The problem ->
Will you quote only the lines starting at the one that contains "Serialize everything readable" and ending with the last line of the listing below, inclusive?

Extracted data ->
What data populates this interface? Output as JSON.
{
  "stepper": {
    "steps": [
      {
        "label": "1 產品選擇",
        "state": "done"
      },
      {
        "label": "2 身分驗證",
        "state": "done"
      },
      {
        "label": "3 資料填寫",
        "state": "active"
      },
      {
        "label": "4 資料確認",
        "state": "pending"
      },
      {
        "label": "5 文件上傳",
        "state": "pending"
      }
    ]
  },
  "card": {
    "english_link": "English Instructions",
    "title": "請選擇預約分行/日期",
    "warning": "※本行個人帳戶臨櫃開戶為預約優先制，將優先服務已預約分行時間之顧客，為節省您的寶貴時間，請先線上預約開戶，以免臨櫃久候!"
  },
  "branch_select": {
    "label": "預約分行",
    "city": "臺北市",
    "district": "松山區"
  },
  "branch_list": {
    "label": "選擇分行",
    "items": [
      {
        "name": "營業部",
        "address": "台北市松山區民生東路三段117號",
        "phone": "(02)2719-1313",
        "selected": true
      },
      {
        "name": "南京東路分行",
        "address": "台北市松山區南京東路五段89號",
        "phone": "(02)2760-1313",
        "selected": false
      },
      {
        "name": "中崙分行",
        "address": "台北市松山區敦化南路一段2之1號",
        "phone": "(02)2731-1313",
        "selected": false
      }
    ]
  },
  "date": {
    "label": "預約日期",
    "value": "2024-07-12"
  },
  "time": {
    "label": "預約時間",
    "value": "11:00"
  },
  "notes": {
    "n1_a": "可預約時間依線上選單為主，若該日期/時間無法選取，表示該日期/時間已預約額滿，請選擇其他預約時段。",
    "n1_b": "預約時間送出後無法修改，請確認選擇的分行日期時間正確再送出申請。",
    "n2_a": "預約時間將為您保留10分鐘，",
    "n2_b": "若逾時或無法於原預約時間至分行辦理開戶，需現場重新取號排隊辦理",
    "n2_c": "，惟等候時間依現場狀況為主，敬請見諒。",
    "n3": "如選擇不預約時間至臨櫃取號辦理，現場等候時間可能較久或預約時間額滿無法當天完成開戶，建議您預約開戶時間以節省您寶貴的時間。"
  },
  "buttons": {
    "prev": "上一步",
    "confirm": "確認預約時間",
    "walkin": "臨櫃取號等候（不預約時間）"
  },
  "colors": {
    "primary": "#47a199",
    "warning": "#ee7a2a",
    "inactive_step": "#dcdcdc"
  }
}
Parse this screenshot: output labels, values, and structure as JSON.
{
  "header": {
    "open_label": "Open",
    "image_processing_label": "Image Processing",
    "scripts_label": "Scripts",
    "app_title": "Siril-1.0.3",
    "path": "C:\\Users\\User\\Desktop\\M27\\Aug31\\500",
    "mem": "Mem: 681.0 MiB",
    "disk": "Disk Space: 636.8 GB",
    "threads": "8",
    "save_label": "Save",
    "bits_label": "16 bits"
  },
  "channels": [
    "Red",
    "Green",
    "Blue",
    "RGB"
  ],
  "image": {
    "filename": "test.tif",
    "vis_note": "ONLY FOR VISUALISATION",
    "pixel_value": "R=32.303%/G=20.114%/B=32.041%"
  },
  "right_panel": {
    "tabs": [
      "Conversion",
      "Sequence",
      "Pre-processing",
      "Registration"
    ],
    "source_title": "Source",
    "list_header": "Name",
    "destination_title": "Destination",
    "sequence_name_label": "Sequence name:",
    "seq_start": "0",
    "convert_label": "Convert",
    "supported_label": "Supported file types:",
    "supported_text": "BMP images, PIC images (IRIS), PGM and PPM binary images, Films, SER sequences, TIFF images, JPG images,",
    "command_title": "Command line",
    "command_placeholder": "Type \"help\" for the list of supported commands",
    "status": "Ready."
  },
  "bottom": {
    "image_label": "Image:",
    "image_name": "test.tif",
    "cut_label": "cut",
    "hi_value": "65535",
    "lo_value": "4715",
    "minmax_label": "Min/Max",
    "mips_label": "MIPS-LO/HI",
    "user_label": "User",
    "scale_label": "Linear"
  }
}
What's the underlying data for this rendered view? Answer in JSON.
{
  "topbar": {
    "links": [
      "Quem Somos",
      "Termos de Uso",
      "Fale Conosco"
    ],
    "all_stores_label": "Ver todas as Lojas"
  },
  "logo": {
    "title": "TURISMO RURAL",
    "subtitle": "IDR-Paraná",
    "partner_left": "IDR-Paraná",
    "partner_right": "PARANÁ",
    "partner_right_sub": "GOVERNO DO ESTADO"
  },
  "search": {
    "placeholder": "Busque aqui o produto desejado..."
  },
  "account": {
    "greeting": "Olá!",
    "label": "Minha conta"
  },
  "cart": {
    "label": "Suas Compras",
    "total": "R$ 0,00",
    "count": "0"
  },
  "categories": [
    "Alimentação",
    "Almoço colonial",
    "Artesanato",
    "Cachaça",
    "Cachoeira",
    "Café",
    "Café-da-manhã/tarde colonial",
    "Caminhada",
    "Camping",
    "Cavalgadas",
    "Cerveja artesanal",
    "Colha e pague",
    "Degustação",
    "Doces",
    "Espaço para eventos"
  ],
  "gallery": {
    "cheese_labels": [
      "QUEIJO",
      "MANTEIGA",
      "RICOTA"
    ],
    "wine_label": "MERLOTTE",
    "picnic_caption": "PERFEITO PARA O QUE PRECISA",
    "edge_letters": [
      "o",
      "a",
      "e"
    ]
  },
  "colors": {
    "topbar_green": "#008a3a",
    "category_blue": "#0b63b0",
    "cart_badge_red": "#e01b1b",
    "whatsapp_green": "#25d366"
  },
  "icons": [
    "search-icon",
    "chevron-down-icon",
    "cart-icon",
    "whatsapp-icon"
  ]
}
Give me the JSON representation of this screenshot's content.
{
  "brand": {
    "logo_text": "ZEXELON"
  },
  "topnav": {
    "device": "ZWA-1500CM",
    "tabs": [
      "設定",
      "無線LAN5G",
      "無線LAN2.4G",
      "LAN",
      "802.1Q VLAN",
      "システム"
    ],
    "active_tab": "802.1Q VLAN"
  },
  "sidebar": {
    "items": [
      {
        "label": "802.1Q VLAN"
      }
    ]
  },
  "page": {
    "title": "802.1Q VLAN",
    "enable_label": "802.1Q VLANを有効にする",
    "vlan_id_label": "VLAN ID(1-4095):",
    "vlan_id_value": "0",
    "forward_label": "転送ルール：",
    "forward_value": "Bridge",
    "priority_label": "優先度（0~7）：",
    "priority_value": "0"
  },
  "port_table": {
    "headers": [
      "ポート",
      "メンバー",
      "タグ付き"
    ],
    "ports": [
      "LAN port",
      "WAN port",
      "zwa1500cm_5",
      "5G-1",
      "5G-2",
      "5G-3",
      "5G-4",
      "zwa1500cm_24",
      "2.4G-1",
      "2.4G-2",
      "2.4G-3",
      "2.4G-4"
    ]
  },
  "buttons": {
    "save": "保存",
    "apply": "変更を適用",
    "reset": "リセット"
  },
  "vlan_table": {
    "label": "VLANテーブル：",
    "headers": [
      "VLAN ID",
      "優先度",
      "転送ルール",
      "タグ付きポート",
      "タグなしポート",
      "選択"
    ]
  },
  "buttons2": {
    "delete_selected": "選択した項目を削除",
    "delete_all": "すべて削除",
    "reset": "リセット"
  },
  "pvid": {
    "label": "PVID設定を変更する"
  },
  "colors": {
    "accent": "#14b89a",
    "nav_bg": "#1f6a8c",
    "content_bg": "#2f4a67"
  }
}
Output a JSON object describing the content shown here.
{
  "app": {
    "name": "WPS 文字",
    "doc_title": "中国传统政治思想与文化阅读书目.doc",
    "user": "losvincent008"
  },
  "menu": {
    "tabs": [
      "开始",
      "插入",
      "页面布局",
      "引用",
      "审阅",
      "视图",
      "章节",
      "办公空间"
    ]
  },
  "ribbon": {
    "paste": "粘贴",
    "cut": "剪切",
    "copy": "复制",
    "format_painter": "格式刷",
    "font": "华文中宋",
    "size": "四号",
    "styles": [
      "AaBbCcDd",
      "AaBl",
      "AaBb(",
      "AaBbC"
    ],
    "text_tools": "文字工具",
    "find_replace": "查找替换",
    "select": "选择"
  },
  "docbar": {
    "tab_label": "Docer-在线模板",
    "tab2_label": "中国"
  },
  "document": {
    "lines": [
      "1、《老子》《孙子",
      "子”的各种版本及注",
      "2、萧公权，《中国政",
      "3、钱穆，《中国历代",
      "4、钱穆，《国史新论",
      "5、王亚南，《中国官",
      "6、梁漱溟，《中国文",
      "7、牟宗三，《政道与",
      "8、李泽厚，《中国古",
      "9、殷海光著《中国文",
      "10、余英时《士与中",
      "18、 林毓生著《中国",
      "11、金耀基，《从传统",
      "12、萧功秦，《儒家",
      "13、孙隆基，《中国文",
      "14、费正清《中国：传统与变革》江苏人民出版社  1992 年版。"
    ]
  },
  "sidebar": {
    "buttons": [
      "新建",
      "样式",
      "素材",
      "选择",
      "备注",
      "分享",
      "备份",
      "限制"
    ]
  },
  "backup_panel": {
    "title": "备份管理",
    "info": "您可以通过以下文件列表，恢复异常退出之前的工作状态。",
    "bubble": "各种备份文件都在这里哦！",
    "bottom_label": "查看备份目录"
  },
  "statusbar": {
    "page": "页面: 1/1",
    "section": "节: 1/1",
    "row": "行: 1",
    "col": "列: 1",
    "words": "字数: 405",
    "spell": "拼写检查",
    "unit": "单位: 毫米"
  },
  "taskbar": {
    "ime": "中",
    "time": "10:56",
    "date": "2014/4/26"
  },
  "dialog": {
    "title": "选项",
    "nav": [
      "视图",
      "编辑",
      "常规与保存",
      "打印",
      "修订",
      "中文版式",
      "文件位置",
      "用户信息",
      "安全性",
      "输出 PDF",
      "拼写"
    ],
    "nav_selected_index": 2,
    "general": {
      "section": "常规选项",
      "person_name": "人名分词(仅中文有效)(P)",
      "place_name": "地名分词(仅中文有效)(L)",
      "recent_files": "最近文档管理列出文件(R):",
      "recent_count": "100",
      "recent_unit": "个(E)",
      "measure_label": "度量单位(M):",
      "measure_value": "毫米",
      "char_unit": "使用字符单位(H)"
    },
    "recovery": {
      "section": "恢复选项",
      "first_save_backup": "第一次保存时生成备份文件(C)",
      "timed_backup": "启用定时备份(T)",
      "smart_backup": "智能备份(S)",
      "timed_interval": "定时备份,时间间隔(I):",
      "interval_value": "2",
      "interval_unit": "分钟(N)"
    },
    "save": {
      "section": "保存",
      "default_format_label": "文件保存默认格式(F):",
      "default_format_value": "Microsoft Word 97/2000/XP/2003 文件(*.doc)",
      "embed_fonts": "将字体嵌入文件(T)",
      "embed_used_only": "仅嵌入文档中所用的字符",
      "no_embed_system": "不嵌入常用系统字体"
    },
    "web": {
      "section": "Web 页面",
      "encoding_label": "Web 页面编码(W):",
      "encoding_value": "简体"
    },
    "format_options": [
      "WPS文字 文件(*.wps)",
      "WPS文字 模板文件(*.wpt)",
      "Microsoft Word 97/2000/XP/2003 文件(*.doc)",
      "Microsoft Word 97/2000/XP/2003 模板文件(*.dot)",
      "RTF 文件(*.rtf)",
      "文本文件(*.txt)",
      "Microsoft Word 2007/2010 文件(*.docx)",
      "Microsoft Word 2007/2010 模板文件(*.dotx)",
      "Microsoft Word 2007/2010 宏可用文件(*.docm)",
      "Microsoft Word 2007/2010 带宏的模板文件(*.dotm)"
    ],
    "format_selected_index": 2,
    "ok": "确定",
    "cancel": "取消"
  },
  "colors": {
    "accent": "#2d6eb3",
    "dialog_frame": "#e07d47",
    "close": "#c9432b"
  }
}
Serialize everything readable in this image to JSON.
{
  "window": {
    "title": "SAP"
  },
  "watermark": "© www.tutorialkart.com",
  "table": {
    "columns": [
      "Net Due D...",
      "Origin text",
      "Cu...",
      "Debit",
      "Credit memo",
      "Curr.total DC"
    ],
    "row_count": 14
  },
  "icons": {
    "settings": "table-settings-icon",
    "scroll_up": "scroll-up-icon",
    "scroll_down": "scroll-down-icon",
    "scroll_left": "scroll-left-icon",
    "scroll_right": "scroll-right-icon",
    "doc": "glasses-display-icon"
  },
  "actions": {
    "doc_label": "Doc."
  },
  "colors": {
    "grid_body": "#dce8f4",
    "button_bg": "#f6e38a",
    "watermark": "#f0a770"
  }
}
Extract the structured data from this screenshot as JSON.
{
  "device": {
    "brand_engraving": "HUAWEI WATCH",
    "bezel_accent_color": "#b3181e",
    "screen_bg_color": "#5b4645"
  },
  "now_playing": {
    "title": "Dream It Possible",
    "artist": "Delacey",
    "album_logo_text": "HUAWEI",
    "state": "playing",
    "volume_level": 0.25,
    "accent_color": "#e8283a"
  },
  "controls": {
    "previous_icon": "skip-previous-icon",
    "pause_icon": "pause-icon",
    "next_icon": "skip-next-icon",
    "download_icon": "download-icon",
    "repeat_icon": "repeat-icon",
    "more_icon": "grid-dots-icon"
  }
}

Task answer ->
Serialize everything readable in this image to JSON.
{
  "window": {
    "title": "SAP"
  },
  "watermark": "© www.tutorialkart.com",
  "table": {
    "columns": [
      "Net Due D...",
      "Origin text",
      "Cu...",
      "Debit",
      "Credit memo",
      "Curr.total DC"
    ],
    "row_count": 14
  },
  "icons": {
    "settings": "table-settings-icon",
    "scroll_up": "scroll-up-icon",
    "scroll_down": "scroll-down-icon",
    "scroll_left": "scroll-left-icon",
    "scroll_right": "scroll-right-icon",
    "doc": "glasses-display-icon"
  },
  "actions": {
    "doc_label": "Doc."
  },
  "colors": {
    "grid_body": "#dce8f4",
    "button_bg": "#f6e38a",
    "watermark": "#f0a770"
  }
}
Extract the structured data from this screenshot as JSON.
{
  "device": {
    "brand_engraving": "HUAWEI WATCH",
    "bezel_accent_color": "#b3181e",
    "screen_bg_color": "#5b4645"
  },
  "now_playing": {
    "title": "Dream It Possible",
    "artist": "Delacey",
    "album_logo_text": "HUAWEI",
    "state": "playing",
    "volume_level": 0.25,
    "accent_color": "#e8283a"
  },
  "controls": {
    "previous_icon": "skip-previous-icon",
    "pause_icon": "pause-icon",
    "next_icon": "skip-next-icon",
    "download_icon": "download-icon",
    "repeat_icon": "repeat-icon",
    "more_icon": "grid-dots-icon"
  }
}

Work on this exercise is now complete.